Reading text -
________________

PARMA ham bosses have accused animal rights activists of trying to destroy their industry. The cured ham trade in Italy employs 50,000 people but is under attack from animal-rights activists.
They have waged a PR war against it and filmed covert footage inside some of the countries 4,000 Parma ham pig farms and alleged cruel practices are taking place.
The onslaught has left The Parma Ham Consortium fearing for the future of the iconic ham which sells around the world.
It has defended itself against the claims and says all farms operate to the highest animal welfare standards.
A spokesman for the consortium said: “The real scope of the campaign seems not the care of animals but to attack the good name of the Prosciutto di Parma [Parma Ham].
“We condemn any violation of the basic norms of animal welfare which represent a criminal offence intolerable in a civil society.”
It said none of its 145 recognized producers had ever been formally accused of animal maltreatment.
Local politicians are now calling for intervention to stop the activists’ campaign.

________________

Assigned task 1 -
In the Parma ham article, how many people does the cured ham trade in Italy employ?
Assigned task 2 -
Pick up the Parma ham article after its last sentence and keep writing it.

________________

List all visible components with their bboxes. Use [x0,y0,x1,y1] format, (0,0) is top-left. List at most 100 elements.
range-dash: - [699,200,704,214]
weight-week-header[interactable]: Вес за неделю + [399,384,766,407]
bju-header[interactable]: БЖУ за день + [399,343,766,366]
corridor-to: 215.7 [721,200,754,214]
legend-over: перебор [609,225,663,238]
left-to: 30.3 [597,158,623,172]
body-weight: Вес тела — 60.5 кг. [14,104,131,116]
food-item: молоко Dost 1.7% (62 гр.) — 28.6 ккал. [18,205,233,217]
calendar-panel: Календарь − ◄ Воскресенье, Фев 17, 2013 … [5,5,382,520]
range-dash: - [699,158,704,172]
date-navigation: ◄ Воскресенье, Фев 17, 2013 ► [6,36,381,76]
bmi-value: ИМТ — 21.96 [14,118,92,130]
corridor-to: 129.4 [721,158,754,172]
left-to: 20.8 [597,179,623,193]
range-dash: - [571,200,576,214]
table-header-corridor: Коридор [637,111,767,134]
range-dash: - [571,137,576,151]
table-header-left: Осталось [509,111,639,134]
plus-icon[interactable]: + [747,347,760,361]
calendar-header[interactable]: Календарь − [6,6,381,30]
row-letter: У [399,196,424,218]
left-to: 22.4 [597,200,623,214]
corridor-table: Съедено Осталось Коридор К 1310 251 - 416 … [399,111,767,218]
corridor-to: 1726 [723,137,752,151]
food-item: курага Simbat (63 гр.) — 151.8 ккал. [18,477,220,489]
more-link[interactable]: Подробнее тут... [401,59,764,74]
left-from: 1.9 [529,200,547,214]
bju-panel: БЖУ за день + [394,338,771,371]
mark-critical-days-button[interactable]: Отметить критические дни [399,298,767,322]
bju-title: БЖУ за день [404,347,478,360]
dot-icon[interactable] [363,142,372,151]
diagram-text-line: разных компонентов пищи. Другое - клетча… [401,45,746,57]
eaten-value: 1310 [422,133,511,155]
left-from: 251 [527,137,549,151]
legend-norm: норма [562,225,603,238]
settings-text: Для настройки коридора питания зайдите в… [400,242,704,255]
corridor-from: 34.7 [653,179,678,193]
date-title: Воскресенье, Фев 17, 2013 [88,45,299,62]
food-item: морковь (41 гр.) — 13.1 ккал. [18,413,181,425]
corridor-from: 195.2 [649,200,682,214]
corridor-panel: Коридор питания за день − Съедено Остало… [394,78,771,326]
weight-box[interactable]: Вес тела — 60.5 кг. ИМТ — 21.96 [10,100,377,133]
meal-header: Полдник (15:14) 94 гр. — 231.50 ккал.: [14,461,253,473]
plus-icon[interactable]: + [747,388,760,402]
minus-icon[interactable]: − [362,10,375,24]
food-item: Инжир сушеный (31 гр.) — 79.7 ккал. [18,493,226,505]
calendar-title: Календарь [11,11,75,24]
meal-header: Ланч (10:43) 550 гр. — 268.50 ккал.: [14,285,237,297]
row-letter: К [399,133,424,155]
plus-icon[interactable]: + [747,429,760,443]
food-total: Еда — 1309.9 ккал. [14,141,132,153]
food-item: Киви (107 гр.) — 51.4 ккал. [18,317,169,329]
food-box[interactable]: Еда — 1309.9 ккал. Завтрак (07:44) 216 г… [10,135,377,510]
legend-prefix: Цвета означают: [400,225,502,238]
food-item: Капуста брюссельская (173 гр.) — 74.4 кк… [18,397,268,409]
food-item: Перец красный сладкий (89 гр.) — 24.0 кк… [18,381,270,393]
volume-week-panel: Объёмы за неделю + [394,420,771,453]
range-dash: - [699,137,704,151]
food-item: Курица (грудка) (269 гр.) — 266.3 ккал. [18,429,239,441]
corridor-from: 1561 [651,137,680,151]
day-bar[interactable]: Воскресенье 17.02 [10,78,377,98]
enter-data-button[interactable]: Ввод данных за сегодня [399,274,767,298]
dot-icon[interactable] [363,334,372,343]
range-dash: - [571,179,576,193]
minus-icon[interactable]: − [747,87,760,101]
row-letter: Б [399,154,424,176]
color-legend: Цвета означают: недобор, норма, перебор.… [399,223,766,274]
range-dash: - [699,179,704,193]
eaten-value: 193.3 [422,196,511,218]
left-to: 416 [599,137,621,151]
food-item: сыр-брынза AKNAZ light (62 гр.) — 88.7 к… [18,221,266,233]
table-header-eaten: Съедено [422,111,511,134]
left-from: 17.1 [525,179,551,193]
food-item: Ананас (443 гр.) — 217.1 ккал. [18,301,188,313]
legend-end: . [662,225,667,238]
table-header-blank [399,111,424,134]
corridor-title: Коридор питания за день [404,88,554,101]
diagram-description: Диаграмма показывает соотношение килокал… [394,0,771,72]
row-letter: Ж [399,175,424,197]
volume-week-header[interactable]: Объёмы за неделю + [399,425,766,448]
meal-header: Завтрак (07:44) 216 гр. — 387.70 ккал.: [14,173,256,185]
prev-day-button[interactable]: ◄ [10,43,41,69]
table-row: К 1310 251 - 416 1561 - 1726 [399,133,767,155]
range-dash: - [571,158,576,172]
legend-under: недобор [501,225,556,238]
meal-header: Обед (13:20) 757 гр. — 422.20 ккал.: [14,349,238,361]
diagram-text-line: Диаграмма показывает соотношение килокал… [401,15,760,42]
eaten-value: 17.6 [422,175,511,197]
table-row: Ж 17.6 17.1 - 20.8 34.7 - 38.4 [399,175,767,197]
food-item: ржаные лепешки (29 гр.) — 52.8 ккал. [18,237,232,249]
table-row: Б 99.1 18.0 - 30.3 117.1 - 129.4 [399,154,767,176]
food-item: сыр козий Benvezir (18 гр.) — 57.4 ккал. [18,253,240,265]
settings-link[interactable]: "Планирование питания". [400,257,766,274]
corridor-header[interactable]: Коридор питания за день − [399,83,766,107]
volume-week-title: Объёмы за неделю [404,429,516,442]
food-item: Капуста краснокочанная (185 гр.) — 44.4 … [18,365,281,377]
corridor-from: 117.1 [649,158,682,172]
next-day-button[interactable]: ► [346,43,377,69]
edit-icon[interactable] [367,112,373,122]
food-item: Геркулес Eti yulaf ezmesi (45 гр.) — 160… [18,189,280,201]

________________

Answer area 1 -
50,000 people.

Answer area 2 -
They say it threatens a “dangerous negative fallout on the entire production of a regional gastronomic excellence”.
The world-famous meat product is protected by European law and Parma is recognized as a UNESCO “Creative City of Gastronomy.”
An estimated half of Italy’s nine million pigs are reared for Parma ham in the Po Valley region between Milan and Venice.
Parma ham has Protected Designation of Origin status from the EU.
Essere Animali – an Italian group campaigning to end factory farming abuses – has lead the campaign to get the farms shut down.
Spokesman Francesco Ceccarelli said he was horrified by the grim conditions pigs were kept in.
He said: “I feel such compassion for them since there seems to be no care, no medicine. This is like a death camp for them.”